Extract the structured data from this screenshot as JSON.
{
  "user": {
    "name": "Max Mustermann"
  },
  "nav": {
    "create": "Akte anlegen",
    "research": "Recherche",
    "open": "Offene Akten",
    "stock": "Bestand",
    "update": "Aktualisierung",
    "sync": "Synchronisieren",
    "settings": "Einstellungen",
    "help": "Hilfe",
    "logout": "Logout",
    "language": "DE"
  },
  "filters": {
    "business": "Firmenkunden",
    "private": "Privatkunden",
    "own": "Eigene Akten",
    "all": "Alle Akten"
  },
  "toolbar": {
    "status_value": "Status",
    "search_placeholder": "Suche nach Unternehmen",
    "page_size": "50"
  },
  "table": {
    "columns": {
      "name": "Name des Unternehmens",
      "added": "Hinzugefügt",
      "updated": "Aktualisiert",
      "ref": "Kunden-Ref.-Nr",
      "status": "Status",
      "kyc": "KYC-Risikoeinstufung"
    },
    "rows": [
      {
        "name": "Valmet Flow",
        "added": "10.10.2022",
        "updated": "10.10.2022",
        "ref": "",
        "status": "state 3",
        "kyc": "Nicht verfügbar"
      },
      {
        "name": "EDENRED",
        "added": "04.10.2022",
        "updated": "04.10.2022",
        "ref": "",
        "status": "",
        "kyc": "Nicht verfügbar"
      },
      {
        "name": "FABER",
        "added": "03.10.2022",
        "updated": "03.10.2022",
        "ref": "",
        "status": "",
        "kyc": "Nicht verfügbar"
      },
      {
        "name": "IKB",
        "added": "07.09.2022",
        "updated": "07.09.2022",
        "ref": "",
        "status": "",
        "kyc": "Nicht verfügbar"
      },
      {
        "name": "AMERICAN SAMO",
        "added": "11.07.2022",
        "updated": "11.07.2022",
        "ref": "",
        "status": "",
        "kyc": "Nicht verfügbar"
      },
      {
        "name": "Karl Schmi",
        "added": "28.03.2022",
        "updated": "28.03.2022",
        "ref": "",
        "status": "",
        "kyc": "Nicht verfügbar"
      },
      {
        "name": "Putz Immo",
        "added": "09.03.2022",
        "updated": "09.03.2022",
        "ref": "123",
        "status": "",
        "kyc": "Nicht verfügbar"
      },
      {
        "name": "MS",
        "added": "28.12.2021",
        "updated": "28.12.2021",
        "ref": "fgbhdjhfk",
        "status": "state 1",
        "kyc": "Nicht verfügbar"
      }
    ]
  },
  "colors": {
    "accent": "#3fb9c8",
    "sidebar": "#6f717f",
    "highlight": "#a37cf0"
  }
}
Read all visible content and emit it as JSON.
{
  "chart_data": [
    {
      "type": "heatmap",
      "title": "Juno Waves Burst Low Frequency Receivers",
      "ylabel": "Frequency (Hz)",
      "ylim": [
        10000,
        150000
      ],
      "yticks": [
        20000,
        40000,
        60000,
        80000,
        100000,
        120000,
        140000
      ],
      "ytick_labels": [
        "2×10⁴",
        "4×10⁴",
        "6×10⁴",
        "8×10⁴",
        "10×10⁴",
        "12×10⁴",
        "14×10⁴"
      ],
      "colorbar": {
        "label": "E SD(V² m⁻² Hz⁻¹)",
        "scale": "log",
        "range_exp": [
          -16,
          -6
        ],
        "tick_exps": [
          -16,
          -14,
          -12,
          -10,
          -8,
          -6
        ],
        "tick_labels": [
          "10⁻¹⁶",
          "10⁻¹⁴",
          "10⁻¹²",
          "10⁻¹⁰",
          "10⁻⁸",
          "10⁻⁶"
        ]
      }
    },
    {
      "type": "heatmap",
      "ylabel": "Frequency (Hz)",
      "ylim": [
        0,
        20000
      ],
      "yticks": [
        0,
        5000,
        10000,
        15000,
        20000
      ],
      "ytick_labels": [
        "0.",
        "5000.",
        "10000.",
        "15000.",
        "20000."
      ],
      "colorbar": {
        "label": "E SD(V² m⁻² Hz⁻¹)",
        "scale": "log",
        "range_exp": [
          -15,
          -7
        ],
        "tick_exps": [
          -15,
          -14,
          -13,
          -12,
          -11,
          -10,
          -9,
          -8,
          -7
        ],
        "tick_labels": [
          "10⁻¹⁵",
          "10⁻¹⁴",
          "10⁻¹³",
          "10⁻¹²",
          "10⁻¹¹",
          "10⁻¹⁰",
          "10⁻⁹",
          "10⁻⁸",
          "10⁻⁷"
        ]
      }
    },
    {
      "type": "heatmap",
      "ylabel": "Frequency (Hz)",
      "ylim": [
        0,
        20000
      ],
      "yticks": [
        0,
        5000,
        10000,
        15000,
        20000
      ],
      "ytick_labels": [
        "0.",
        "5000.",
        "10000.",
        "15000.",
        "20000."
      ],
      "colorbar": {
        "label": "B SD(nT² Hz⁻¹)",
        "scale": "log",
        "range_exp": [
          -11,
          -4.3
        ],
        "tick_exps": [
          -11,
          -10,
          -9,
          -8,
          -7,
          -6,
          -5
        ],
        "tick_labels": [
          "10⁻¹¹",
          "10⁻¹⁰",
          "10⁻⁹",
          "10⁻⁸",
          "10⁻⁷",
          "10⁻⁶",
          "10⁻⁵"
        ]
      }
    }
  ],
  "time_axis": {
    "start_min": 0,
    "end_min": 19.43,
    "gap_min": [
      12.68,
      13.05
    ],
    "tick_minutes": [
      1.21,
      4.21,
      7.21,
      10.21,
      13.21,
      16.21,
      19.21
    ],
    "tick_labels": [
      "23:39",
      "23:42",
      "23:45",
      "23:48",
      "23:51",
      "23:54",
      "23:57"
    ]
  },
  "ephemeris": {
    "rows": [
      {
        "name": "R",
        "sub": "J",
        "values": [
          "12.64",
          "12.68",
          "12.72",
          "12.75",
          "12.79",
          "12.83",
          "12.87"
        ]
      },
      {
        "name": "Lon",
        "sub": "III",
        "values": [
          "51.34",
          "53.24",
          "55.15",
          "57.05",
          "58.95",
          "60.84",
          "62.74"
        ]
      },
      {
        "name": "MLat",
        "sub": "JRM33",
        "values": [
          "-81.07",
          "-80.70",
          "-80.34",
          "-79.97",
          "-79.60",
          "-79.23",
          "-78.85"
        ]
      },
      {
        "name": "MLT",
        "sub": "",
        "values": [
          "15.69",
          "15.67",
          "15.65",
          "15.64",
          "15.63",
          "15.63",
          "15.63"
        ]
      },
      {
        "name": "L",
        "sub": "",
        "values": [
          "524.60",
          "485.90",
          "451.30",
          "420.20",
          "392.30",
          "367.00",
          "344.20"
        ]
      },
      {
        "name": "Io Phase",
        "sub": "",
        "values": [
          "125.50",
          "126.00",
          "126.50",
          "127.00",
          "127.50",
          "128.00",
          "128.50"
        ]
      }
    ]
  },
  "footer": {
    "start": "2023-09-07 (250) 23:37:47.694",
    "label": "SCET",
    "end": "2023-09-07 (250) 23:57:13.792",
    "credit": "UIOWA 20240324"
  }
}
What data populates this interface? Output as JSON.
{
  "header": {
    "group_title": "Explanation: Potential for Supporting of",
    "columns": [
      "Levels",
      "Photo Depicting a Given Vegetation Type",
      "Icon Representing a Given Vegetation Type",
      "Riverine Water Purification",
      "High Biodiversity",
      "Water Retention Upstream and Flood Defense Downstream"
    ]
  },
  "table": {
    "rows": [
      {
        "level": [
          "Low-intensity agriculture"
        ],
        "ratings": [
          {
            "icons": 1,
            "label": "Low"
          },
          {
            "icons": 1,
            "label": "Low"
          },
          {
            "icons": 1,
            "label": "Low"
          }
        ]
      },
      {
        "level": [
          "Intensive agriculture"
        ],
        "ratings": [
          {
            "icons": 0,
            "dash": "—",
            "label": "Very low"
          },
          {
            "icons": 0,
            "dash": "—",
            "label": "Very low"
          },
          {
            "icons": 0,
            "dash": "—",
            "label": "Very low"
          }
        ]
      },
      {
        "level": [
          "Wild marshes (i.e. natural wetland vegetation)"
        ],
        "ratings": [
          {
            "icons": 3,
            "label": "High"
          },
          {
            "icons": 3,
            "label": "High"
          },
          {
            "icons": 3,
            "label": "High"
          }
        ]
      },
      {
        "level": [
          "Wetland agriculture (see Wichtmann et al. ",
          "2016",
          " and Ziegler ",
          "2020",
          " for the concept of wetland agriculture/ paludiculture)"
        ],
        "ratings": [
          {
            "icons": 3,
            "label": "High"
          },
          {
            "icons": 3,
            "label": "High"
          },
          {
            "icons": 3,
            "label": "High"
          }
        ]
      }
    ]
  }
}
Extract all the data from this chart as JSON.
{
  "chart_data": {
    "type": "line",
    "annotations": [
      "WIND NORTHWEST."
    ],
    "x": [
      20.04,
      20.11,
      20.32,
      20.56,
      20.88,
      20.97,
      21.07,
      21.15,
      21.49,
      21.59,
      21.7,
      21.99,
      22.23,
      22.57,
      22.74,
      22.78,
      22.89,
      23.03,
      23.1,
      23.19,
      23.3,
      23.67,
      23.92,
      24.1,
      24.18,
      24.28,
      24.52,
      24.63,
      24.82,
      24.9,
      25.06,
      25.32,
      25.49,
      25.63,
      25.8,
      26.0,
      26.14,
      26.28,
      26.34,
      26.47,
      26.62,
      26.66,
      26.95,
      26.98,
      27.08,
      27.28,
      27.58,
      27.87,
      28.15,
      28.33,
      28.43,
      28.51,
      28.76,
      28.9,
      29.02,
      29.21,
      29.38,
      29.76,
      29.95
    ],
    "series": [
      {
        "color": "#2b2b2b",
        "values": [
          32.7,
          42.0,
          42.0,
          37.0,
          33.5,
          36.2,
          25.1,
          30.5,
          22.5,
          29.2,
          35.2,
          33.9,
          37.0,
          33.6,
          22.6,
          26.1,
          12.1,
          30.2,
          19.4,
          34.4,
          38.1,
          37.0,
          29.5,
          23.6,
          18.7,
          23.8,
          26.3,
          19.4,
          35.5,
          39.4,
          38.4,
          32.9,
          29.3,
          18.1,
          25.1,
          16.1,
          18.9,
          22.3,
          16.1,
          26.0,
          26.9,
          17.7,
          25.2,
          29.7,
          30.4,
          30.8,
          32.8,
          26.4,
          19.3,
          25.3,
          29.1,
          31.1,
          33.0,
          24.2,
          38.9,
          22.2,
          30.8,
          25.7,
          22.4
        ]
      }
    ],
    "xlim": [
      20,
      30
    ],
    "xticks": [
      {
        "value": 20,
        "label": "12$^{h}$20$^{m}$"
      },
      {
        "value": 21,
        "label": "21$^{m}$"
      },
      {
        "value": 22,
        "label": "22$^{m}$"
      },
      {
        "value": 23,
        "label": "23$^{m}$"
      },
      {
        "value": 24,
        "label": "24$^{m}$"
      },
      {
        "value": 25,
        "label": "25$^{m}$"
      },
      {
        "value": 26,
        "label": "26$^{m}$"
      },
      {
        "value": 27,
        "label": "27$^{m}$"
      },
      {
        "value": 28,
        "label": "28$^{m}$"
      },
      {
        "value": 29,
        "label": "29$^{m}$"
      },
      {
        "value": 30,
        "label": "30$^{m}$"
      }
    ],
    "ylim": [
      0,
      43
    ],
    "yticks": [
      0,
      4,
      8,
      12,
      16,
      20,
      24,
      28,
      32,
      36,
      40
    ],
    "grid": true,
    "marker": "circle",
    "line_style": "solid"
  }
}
+ + +
### Work to complete:
From the listing, copy each line containing the word "Given".

### Output below:
      "Photo Depicting a Given Vegetation Type",
      "Icon Representing a Given Vegetation Type",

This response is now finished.